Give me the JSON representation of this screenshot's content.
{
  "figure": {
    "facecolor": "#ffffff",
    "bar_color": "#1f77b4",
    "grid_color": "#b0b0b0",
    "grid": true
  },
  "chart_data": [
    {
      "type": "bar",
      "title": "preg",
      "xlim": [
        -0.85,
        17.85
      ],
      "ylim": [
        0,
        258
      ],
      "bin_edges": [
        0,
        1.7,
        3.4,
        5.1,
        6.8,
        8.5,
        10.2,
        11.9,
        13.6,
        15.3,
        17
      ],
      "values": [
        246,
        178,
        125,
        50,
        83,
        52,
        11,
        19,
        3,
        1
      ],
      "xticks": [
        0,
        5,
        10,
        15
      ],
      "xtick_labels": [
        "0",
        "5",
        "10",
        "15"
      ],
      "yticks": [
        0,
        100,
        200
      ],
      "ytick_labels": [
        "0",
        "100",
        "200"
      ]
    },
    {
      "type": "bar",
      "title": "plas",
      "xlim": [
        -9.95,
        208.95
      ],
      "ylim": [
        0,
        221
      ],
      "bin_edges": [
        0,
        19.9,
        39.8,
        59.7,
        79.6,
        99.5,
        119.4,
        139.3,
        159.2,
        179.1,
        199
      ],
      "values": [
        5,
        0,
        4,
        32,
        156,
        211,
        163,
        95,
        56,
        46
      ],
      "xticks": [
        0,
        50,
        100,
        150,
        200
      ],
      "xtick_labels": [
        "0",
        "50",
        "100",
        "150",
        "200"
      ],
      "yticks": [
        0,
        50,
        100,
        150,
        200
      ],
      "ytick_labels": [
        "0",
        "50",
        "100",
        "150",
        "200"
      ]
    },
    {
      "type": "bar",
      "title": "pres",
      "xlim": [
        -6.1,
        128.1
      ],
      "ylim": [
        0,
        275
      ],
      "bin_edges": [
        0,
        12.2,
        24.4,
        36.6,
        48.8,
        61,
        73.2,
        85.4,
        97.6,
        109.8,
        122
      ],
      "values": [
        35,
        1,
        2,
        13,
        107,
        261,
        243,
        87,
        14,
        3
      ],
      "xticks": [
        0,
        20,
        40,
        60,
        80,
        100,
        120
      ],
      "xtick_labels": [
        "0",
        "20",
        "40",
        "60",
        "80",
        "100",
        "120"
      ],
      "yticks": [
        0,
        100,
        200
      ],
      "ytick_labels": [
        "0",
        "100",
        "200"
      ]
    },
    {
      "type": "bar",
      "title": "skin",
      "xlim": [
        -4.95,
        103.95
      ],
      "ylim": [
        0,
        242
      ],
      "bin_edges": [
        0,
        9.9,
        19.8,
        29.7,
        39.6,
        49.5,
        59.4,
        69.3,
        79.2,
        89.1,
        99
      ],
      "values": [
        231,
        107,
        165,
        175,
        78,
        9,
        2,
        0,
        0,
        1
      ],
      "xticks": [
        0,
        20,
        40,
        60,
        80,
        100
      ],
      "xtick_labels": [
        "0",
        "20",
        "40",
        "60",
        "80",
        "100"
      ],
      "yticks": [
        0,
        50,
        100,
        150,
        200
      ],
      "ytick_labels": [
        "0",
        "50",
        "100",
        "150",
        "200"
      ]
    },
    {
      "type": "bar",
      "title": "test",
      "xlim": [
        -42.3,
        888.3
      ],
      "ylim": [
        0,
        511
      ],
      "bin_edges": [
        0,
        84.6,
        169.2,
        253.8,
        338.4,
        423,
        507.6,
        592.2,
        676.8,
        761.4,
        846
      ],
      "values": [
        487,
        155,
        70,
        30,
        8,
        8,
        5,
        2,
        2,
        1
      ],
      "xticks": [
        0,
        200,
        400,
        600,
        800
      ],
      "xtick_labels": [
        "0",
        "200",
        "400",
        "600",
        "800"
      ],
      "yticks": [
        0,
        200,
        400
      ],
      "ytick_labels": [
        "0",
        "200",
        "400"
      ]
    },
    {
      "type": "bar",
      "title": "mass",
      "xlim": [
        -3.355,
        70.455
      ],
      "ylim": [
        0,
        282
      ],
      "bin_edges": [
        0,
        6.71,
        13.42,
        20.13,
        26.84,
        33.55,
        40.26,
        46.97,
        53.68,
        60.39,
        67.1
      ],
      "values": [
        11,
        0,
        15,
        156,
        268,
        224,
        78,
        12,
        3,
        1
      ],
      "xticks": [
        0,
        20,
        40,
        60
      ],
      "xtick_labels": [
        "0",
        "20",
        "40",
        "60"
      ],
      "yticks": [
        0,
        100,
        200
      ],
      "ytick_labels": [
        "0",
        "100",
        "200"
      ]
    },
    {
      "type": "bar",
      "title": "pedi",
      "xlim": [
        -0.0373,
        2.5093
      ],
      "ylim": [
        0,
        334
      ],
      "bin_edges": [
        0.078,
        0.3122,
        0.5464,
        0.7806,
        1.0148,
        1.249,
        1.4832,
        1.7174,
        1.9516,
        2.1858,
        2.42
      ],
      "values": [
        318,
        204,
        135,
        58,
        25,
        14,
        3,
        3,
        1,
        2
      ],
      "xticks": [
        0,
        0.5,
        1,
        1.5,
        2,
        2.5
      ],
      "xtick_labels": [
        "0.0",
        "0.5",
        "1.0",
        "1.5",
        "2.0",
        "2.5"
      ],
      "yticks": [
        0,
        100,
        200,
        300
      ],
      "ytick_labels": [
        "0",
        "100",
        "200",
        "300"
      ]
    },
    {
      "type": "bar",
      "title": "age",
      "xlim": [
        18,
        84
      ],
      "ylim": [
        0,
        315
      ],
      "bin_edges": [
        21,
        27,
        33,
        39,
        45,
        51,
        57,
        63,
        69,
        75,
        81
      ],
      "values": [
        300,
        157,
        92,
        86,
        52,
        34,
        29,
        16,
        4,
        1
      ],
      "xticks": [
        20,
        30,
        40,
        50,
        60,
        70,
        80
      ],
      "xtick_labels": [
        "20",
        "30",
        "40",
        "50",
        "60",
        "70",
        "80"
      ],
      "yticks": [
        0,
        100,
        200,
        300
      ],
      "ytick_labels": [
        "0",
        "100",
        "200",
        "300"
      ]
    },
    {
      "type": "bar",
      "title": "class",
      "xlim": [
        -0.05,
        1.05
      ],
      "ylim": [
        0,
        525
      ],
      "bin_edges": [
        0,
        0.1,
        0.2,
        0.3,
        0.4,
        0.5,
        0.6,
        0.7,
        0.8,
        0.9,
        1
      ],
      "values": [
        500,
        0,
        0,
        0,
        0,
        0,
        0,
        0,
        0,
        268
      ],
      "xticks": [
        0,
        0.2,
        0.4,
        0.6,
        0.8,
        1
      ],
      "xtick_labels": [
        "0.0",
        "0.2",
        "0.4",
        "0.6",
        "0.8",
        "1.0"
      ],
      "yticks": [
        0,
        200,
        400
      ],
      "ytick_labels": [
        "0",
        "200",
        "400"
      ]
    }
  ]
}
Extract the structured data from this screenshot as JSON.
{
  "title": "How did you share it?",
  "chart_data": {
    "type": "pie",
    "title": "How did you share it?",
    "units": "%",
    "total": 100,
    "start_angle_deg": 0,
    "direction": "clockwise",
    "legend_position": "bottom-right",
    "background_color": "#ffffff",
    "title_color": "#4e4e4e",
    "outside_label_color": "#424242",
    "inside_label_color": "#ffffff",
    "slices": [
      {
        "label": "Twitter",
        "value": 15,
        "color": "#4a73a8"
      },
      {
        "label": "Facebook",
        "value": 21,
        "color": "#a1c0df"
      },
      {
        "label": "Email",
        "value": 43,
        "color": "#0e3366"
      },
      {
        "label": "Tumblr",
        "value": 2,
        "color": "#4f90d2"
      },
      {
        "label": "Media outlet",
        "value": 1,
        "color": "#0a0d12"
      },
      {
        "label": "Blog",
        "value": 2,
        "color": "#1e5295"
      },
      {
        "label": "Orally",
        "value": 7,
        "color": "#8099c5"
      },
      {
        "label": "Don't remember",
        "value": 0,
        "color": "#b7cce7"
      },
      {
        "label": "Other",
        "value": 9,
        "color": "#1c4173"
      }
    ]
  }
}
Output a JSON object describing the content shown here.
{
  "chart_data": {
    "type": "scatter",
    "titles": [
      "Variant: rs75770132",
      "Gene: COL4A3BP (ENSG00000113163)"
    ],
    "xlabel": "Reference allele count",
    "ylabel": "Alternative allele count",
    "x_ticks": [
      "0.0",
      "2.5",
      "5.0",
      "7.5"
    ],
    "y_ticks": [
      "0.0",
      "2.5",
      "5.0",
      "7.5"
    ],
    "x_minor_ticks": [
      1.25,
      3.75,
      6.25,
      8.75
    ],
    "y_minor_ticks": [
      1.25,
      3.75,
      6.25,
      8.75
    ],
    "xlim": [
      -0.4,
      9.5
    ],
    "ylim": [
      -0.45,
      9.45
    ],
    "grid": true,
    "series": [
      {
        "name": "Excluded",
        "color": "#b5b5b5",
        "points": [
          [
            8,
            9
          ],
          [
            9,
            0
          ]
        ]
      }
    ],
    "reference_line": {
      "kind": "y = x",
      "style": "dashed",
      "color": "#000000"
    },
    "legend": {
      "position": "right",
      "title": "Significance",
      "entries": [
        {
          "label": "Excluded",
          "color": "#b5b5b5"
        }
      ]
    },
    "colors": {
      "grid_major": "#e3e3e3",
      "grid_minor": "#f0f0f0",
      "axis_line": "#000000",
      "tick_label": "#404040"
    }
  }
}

□ □ □ □ □ □ □

● WHAT IS NEEDED: Find the word "ffffff" in the material, then list each line that holds it.

● TASK RESPONSE:
    "facecolor": "#ffffff",
    "background_color": "#ffffff",
    "inside_label_color": "#ffffff",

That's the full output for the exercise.